═══ Records to use ═══

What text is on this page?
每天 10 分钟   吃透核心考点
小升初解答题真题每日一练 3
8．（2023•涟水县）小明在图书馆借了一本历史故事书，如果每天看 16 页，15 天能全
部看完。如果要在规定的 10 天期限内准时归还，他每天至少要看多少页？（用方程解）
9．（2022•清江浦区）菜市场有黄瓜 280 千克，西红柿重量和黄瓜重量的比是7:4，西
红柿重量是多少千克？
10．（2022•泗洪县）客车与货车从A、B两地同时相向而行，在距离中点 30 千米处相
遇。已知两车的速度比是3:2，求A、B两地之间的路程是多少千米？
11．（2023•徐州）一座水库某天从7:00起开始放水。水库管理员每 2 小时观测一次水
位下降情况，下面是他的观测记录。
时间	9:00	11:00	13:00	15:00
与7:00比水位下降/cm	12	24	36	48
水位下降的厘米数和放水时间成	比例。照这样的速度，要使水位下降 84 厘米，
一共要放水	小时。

═══

Exercise task: Quote each line of the listing above exactly.

Output of the exercise:
What text is on this page?
每天 10 分钟   吃透核心考点
小升初解答题真题每日一练 3
8．（2023•涟水县）小明在图书馆借了一本历史故事书，如果每天看 16 页，15 天能全
部看完。如果要在规定的 10 天期限内准时归还，他每天至少要看多少页？（用方程解）
9．（2022•清江浦区）菜市场有黄瓜 280 千克，西红柿重量和黄瓜重量的比是7:4，西
红柿重量是多少千克？
10．（2022•泗洪县）客车与货车从A、B两地同时相向而行，在距离中点 30 千米处相
遇。已知两车的速度比是3:2，求A、B两地之间的路程是多少千米？
11．（2023•徐州）一座水库某天从7:00起开始放水。水库管理员每 2 小时观测一次水
位下降情况，下面是他的观测记录。
时间	9:00	11:00	13:00	15:00
与7:00比水位下降/cm	12	24	36	48
水位下降的厘米数和放水时间成	比例。照这样的速度，要使水位下降 84 厘米，
一共要放水	小时。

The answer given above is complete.